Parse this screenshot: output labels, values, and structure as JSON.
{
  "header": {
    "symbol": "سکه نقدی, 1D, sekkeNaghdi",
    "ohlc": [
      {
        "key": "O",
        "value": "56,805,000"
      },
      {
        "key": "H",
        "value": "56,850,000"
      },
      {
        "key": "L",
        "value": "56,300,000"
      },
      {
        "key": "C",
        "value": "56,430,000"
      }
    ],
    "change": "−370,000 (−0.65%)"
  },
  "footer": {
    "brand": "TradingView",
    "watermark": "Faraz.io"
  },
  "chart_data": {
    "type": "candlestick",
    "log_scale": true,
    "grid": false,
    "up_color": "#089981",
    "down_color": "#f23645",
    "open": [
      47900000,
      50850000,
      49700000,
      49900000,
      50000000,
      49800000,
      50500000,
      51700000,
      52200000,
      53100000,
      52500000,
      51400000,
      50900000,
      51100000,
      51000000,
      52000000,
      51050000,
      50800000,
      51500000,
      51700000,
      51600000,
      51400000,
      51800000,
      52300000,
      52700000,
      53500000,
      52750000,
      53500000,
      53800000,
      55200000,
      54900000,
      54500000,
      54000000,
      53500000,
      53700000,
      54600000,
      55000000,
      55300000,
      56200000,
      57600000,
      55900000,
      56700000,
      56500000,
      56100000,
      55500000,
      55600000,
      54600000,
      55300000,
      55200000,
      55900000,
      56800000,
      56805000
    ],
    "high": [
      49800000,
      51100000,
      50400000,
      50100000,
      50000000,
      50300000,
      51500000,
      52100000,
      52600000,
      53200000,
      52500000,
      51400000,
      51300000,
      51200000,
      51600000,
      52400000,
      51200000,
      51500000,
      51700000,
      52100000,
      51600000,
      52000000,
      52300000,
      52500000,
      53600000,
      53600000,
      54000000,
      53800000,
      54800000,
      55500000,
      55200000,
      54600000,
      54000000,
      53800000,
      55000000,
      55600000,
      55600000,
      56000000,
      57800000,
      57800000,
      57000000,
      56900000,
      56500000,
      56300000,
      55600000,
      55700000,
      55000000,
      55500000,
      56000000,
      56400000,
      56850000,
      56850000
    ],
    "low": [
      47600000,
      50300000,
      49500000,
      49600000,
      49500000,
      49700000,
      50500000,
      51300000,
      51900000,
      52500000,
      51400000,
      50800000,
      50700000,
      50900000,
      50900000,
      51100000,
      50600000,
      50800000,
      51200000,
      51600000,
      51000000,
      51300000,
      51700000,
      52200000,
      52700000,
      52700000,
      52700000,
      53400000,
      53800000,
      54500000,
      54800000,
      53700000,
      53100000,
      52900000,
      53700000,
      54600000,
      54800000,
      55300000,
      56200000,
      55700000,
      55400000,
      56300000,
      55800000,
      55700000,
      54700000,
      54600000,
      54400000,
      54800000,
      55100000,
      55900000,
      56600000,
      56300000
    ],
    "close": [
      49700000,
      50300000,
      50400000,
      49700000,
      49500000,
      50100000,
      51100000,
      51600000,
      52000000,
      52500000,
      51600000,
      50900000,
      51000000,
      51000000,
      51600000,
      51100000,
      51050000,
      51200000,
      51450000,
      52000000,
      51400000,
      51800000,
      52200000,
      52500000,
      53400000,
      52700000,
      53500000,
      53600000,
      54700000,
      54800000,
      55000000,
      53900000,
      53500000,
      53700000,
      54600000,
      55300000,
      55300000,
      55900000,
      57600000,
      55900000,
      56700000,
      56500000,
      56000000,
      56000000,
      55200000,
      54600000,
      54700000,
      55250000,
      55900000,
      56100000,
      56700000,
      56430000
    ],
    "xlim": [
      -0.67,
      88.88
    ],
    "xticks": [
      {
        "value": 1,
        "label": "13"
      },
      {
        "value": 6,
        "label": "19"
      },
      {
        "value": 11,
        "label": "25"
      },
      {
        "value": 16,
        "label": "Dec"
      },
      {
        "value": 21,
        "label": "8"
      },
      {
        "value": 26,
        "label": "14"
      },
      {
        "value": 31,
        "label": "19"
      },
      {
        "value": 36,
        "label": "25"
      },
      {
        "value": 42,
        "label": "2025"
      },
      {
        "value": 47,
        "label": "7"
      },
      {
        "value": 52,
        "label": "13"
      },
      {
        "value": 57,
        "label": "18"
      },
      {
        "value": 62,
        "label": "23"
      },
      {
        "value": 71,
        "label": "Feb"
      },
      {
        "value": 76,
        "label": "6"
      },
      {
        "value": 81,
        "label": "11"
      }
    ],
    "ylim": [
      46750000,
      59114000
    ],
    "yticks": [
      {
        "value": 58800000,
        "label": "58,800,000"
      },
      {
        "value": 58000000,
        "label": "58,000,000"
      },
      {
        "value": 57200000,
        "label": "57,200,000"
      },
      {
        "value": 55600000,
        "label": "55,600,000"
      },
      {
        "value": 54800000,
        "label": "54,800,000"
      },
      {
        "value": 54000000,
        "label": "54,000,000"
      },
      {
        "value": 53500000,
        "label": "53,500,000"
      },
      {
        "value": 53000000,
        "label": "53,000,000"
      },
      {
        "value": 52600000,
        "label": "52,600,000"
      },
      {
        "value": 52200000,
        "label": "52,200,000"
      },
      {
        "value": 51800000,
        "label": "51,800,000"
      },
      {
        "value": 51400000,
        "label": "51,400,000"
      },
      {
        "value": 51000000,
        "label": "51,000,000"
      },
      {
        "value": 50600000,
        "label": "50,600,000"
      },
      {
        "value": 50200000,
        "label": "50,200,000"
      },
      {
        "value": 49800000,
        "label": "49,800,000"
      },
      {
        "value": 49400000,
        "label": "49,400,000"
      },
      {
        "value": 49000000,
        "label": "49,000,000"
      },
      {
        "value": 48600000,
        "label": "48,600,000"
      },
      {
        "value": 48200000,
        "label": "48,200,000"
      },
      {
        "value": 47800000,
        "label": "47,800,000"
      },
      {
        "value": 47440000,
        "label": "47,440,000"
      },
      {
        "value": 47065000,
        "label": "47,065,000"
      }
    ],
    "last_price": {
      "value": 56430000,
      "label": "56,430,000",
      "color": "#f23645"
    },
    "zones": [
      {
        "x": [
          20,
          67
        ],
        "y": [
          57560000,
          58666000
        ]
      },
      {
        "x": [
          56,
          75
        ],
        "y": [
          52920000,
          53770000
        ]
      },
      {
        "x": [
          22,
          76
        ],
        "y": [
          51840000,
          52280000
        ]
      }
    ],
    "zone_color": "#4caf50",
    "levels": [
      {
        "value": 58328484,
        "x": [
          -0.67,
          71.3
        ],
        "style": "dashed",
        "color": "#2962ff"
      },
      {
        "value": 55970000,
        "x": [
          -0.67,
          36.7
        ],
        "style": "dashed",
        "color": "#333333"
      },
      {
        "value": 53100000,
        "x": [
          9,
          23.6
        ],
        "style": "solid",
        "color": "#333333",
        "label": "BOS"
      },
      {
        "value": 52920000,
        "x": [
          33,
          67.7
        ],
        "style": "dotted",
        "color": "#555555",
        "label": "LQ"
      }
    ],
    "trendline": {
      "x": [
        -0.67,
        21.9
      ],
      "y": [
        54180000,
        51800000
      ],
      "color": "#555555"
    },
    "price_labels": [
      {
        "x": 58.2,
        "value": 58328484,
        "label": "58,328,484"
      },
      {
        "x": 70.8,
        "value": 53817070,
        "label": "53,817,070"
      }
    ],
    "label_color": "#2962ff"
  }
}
= = = = = = =
Problem ▸ Extract the full set of entries word for word.

Answer below ▸
Parse this screenshot: output labels, values, and structure as JSON.
{
  "header": {
    "symbol": "سکه نقدی, 1D, sekkeNaghdi",
    "ohlc": [
      {
        "key": "O",
        "value": "56,805,000"
      },
      {
        "key": "H",
        "value": "56,850,000"
      },
      {
        "key": "L",
        "value": "56,300,000"
      },
      {
        "key": "C",
        "value": "56,430,000"
      }
    ],
    "change": "−370,000 (−0.65%)"
  },
  "footer": {
    "brand": "TradingView",
    "watermark": "Faraz.io"
  },
  "chart_data": {
    "type": "candlestick",
    "log_scale": true,
    "grid": false,
    "up_color": "#089981",
    "down_color": "#f23645",
    "open": [
      47900000,
      50850000,
      49700000,
      49900000,
      50000000,
      49800000,
      50500000,
      51700000,
      52200000,
      53100000,
      52500000,
      51400000,
      50900000,
      51100000,
      51000000,
      52000000,
      51050000,
      50800000,
      51500000,
      51700000,
      51600000,
      51400000,
      51800000,
      52300000,
      52700000,
      53500000,
      52750000,
      53500000,
      53800000,
      55200000,
      54900000,
      54500000,
      54000000,
      53500000,
      53700000,
      54600000,
      55000000,
      55300000,
      56200000,
      57600000,
      55900000,
      56700000,
      56500000,
      56100000,
      55500000,
      55600000,
      54600000,
      55300000,
      55200000,
      55900000,
      56800000,
      56805000
    ],
    "high": [
      49800000,
      51100000,
      50400000,
      50100000,
      50000000,
      50300000,
      51500000,
      52100000,
      52600000,
      53200000,
      52500000,
      51400000,
      51300000,
      51200000,
      51600000,
      52400000,
      51200000,
      51500000,
      51700000,
      52100000,
      51600000,
      52000000,
      52300000,
      52500000,
      53600000,
      53600000,
      54000000,
      53800000,
      54800000,
      55500000,
      55200000,
      54600000,
      54000000,
      53800000,
      55000000,
      55600000,
      55600000,
      56000000,
      57800000,
      57800000,
      57000000,
      56900000,
      56500000,
      56300000,
      55600000,
      55700000,
      55000000,
      55500000,
      56000000,
      56400000,
      56850000,
      56850000
    ],
    "low": [
      47600000,
      50300000,
      49500000,
      49600000,
      49500000,
      49700000,
      50500000,
      51300000,
      51900000,
      52500000,
      51400000,
      50800000,
      50700000,
      50900000,
      50900000,
      51100000,
      50600000,
      50800000,
      51200000,
      51600000,
      51000000,
      51300000,
      51700000,
      52200000,
      52700000,
      52700000,
      52700000,
      53400000,
      53800000,
      54500000,
      54800000,
      53700000,
      53100000,
      52900000,
      53700000,
      54600000,
      54800000,
      55300000,
      56200000,
      55700000,
      55400000,
      56300000,
      55800000,
      55700000,
      54700000,
      54600000,
      54400000,
      54800000,
      55100000,
      55900000,
      56600000,
      56300000
    ],
    "close": [
      49700000,
      50300000,
      50400000,
      49700000,
      49500000,
      50100000,
      51100000,
      51600000,
      52000000,
      52500000,
      51600000,
      50900000,
      51000000,
      51000000,
      51600000,
      51100000,
      51050000,
      51200000,
      51450000,
      52000000,
      51400000,
      51800000,
      52200000,
      52500000,
      53400000,
      52700000,
      53500000,
      53600000,
      54700000,
      54800000,
      55000000,
      53900000,
      53500000,
      53700000,
      54600000,
      55300000,
      55300000,
      55900000,
      57600000,
      55900000,
      56700000,
      56500000,
      56000000,
      56000000,
      55200000,
      54600000,
      54700000,
      55250000,
      55900000,
      56100000,
      56700000,
      56430000
    ],
    "xlim": [
      -0.67,
      88.88
    ],
    "xticks": [
      {
        "value": 1,
        "label": "13"
      },
      {
        "value": 6,
        "label": "19"
      },
      {
        "value": 11,
        "label": "25"
      },
      {
        "value": 16,
        "label": "Dec"
      },
      {
        "value": 21,
        "label": "8"
      },
      {
        "value": 26,
        "label": "14"
      },
      {
        "value": 31,
        "label": "19"
      },
      {
        "value": 36,
        "label": "25"
      },
      {
        "value": 42,
        "label": "2025"
      },
      {
        "value": 47,
        "label": "7"
      },
      {
        "value": 52,
        "label": "13"
      },
      {
        "value": 57,
        "label": "18"
      },
      {
        "value": 62,
        "label": "23"
      },
      {
        "value": 71,
        "label": "Feb"
      },
      {
        "value": 76,
        "label": "6"
      },
      {
        "value": 81,
        "label": "11"
      }
    ],
    "ylim": [
      46750000,
      59114000
    ],
    "yticks": [
      {
        "value": 58800000,
        "label": "58,800,000"
      },
      {
        "value": 58000000,
        "label": "58,000,000"
      },
      {
        "value": 57200000,
        "label": "57,200,000"
      },
      {
        "value": 55600000,
        "label": "55,600,000"
      },
      {
        "value": 54800000,
        "label": "54,800,000"
      },
      {
        "value": 54000000,
        "label": "54,000,000"
      },
      {
        "value": 53500000,
        "label": "53,500,000"
      },
      {
        "value": 53000000,
        "label": "53,000,000"
      },
      {
        "value": 52600000,
        "label": "52,600,000"
      },
      {
        "value": 52200000,
        "label": "52,200,000"
      },
      {
        "value": 51800000,
        "label": "51,800,000"
      },
      {
        "value": 51400000,
        "label": "51,400,000"
      },
      {
        "value": 51000000,
        "label": "51,000,000"
      },
      {
        "value": 50600000,
        "label": "50,600,000"
      },
      {
        "value": 50200000,
        "label": "50,200,000"
      },
      {
        "value": 49800000,
        "label": "49,800,000"
      },
      {
        "value": 49400000,
        "label": "49,400,000"
      },
      {
        "value": 49000000,
        "label": "49,000,000"
      },
      {
        "value": 48600000,
        "label": "48,600,000"
      },
      {
        "value": 48200000,
        "label": "48,200,000"
      },
      {
        "value": 47800000,
        "label": "47,800,000"
      },
      {
        "value": 47440000,
        "label": "47,440,000"
      },
      {
        "value": 47065000,
        "label": "47,065,000"
      }
    ],
    "last_price": {
      "value": 56430000,
      "label": "56,430,000",
      "color": "#f23645"
    },
    "zones": [
      {
        "x": [
          20,
          67
        ],
        "y": [
          57560000,
          58666000
        ]
      },
      {
        "x": [
          56,
          75
        ],
        "y": [
          52920000,
          53770000
        ]
      },
      {
        "x": [
          22,
          76
        ],
        "y": [
          51840000,
          52280000
        ]
      }
    ],
    "zone_color": "#4caf50",
    "levels": [
      {
        "value": 58328484,
        "x": [
          -0.67,
          71.3
        ],
        "style": "dashed",
        "color": "#2962ff"
      },
      {
        "value": 55970000,
        "x": [
          -0.67,
          36.7
        ],
        "style": "dashed",
        "color": "#333333"
      },
      {
        "value": 53100000,
        "x": [
          9,
          23.6
        ],
        "style": "solid",
        "color": "#333333",
        "label": "BOS"
      },
      {
        "value": 52920000,
        "x": [
          33,
          67.7
        ],
        "style": "dotted",
        "color": "#555555",
        "label": "LQ"
      }
    ],
    "trendline": {
      "x": [
        -0.67,
        21.9
      ],
      "y": [
        54180000,
        51800000
      ],
      "color": "#555555"
    },
    "price_labels": [
      {
        "x": 58.2,
        "value": 58328484,
        "label": "58,328,484"
      },
      {
        "x": 70.8,
        "value": 53817070,
        "label": "53,817,070"
      }
    ],
    "label_color": "#2962ff"
  }
}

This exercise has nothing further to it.